■ What you will do ■
Search the listing below for the string "рамках" and copy every line where it occurs.

■ Material to process ■
## START

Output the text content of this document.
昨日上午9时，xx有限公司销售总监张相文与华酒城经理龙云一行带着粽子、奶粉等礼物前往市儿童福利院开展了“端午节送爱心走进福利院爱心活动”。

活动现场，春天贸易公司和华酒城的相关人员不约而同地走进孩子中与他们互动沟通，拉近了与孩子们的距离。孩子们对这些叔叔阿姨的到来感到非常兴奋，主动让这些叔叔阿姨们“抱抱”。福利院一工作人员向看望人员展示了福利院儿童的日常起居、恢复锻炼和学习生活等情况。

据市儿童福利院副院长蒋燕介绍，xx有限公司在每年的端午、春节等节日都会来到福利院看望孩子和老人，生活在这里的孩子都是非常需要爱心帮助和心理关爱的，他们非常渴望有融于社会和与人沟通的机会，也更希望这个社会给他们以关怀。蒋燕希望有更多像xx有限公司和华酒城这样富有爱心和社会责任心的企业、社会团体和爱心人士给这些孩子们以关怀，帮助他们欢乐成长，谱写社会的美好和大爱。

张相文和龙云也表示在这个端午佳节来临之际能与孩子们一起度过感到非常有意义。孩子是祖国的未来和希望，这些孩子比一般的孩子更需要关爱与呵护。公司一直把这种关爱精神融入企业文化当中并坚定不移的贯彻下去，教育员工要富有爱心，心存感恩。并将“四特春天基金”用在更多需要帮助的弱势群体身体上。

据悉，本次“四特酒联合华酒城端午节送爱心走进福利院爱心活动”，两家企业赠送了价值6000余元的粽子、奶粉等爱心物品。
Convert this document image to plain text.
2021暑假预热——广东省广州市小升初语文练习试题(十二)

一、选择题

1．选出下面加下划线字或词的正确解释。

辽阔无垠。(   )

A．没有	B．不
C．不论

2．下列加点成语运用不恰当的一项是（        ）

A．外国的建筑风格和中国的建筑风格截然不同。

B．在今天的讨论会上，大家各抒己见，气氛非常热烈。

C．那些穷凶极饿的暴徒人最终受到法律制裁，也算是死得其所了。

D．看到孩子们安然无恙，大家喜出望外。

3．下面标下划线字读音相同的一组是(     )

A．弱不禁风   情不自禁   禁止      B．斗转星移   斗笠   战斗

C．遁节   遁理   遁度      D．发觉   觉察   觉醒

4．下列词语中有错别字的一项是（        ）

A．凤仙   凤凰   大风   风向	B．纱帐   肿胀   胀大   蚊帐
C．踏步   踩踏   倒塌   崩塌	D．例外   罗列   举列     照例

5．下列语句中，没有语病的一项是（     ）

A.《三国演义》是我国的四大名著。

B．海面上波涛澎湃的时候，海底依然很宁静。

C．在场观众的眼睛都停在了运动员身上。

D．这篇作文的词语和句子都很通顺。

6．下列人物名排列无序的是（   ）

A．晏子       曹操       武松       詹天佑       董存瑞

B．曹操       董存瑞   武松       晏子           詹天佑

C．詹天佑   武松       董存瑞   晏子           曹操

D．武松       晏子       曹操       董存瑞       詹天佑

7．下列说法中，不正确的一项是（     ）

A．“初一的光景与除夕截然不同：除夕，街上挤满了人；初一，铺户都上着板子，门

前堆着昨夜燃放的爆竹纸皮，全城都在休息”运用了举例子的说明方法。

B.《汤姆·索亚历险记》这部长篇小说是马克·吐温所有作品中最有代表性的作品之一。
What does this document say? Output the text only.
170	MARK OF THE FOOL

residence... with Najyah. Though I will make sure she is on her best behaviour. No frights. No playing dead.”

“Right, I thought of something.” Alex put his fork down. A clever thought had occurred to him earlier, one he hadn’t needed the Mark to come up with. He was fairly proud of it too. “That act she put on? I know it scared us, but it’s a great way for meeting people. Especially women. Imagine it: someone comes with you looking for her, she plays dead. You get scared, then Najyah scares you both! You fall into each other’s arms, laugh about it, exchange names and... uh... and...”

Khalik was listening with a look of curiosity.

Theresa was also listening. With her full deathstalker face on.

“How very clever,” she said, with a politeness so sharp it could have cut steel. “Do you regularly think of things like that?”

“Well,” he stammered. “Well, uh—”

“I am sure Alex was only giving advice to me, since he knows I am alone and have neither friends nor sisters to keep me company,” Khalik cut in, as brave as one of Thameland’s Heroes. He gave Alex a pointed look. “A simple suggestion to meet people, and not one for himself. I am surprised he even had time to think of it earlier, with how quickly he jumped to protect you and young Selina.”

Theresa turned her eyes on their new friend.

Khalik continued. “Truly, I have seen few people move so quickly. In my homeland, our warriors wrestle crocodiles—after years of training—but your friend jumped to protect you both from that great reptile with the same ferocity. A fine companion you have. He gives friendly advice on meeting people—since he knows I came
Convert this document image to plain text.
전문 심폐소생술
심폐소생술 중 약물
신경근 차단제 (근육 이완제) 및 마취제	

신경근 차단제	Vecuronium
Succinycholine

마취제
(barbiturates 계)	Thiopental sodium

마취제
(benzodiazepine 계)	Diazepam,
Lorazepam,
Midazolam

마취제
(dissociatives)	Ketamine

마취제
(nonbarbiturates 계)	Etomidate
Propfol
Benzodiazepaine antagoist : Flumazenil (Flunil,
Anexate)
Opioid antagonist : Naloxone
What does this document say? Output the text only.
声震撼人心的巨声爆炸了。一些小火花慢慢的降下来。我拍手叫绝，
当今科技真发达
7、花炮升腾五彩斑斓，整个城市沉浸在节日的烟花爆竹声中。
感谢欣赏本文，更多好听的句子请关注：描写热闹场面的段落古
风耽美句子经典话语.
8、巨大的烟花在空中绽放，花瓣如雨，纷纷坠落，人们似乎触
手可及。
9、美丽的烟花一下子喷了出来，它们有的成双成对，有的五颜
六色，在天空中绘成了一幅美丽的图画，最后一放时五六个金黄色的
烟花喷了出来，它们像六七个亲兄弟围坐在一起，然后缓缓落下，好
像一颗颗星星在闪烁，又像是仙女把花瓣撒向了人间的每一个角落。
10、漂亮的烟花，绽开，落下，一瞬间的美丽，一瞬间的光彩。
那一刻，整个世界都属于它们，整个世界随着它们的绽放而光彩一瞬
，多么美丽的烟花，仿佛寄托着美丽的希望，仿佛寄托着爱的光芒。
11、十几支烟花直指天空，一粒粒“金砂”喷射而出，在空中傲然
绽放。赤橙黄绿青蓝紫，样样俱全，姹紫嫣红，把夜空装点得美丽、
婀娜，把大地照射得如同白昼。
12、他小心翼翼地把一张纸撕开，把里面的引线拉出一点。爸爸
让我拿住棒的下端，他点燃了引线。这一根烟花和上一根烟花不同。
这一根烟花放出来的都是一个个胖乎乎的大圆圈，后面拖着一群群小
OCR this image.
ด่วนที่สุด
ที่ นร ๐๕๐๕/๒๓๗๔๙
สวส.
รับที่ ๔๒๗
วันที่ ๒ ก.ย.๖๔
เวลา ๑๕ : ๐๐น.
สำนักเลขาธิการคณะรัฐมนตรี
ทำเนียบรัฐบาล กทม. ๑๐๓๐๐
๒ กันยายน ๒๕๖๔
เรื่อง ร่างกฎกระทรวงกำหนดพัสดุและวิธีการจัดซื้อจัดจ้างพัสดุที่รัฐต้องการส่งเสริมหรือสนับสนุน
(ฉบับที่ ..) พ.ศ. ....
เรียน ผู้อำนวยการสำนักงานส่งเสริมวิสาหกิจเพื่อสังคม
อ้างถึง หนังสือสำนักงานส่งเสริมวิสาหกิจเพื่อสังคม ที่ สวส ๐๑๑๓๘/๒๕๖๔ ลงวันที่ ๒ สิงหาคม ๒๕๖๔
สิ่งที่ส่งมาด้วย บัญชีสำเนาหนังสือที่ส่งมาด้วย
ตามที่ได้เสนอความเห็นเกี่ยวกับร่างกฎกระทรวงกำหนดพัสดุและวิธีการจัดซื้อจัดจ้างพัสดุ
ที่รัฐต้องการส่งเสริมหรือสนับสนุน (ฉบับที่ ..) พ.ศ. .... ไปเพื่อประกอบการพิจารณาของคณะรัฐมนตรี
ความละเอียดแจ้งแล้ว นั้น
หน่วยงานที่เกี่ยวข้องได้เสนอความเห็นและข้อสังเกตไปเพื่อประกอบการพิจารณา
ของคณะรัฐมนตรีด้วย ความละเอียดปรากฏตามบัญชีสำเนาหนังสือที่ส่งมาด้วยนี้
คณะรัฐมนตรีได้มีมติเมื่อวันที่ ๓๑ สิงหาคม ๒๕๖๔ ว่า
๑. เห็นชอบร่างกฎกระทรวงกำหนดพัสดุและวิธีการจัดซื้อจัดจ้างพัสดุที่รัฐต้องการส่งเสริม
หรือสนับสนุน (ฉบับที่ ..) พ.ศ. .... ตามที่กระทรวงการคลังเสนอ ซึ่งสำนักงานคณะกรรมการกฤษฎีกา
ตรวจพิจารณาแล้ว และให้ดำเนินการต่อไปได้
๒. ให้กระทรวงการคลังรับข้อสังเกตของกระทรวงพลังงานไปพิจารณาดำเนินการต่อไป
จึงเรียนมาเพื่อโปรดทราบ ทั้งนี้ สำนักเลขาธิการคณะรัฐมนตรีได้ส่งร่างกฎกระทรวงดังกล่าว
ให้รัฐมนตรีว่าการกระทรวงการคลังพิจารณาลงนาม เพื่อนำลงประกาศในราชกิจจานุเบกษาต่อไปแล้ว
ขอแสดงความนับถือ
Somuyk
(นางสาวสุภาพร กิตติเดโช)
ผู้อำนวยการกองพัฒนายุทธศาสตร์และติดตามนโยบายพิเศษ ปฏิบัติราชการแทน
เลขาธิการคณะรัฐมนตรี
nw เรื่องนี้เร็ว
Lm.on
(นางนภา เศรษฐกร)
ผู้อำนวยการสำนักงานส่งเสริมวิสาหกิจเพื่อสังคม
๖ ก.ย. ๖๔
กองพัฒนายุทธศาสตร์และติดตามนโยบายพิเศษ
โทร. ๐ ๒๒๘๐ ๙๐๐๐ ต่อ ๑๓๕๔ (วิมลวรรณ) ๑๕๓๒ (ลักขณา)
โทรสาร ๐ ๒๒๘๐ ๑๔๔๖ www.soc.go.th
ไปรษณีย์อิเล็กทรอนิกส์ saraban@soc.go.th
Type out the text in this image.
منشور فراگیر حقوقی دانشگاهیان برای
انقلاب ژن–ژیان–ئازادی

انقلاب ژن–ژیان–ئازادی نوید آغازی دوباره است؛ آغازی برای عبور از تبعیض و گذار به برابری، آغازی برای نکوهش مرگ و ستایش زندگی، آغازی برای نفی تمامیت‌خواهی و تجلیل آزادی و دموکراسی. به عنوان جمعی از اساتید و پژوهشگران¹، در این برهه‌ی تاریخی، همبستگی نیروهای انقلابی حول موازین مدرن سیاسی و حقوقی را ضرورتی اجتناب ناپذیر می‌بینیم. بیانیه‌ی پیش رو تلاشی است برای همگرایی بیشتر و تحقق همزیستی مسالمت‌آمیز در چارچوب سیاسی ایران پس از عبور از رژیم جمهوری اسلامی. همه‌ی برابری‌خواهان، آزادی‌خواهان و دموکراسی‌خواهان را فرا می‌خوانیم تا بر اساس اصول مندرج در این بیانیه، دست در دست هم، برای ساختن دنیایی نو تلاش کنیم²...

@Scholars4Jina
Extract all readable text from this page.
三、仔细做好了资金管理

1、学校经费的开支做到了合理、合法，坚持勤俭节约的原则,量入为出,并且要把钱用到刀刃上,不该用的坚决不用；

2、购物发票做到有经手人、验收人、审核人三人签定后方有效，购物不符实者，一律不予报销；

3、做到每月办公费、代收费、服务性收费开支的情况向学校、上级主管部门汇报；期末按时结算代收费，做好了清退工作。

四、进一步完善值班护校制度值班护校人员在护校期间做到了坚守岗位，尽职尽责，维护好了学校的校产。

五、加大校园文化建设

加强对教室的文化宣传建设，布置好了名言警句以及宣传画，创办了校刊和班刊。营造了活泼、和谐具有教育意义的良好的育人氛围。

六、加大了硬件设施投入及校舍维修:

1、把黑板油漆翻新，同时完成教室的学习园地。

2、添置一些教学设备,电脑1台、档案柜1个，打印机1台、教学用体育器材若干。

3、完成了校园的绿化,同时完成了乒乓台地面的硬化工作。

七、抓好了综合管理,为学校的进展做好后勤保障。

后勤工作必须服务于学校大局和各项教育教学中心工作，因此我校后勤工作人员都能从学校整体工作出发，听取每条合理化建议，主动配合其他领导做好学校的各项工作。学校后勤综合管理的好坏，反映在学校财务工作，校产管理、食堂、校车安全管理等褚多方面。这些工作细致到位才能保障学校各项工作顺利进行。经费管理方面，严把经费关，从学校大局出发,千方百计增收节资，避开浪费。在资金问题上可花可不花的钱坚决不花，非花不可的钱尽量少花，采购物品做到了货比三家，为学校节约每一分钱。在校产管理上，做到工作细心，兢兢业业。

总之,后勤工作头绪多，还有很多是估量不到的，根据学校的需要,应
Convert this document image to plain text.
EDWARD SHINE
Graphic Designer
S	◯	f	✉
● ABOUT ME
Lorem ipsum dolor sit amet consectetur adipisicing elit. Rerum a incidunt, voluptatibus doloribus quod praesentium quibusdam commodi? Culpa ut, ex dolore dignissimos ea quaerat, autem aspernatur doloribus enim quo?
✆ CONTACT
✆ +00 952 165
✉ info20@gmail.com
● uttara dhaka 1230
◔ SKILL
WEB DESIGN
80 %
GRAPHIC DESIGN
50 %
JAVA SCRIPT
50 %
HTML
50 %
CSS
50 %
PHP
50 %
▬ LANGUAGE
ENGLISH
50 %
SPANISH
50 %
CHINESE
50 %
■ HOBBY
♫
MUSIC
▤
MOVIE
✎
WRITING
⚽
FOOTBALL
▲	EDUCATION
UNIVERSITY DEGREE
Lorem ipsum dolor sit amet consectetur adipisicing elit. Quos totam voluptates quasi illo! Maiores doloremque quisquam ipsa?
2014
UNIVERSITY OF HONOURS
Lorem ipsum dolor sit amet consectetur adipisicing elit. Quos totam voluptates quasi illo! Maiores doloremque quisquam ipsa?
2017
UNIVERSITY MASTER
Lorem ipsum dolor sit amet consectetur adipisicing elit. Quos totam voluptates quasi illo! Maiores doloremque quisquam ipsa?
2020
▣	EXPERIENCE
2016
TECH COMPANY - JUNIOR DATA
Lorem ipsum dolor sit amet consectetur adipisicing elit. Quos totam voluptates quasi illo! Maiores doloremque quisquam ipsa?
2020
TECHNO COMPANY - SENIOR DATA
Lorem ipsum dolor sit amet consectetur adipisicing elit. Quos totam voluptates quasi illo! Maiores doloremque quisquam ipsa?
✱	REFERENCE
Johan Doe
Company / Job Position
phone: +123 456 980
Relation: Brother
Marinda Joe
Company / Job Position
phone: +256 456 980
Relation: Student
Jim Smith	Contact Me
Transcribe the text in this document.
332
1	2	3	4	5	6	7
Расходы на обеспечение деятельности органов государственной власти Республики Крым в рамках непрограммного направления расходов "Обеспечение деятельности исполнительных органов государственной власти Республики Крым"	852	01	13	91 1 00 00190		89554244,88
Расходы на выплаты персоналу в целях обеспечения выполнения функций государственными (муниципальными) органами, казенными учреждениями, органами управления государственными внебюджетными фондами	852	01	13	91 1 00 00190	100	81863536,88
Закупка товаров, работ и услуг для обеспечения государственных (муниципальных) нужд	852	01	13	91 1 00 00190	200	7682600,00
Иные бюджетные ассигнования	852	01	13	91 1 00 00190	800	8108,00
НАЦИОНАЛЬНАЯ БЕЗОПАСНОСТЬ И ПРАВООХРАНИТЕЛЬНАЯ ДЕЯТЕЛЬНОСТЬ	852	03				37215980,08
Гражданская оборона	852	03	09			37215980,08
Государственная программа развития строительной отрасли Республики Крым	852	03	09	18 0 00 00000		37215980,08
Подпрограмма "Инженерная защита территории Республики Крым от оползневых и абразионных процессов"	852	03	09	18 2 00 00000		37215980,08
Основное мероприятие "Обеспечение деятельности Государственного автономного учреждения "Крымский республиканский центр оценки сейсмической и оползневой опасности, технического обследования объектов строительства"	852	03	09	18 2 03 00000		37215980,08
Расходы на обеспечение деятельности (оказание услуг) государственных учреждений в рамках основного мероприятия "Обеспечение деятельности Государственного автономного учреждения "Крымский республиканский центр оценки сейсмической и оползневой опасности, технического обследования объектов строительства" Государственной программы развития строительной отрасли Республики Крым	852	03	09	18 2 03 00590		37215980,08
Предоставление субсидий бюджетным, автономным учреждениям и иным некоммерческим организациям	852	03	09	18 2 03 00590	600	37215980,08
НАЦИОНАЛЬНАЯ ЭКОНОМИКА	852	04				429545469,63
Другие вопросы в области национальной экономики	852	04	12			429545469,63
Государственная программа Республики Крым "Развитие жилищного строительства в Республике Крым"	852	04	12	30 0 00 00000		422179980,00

## END

■ Result below ■
Расходы на обеспечение деятельности органов государственной власти Республики Крым в рамках непрограммного направления расходов "Обеспечение деятельности исполнительных органов государственной власти Республики Крым"	852	01	13	91 1 00 00190		89554244,88
Расходы на обеспечение деятельности (оказание услуг) государственных учреждений в рамках основного мероприятия "Обеспечение деятельности Государственного автономного учреждения "Крымский республиканский центр оценки сейсмической и оползневой опасности, технического обследования объектов строительства" Государственной программы развития строительной отрасли Республики Крым	852	03	09	18 2 03 00590		37215980,08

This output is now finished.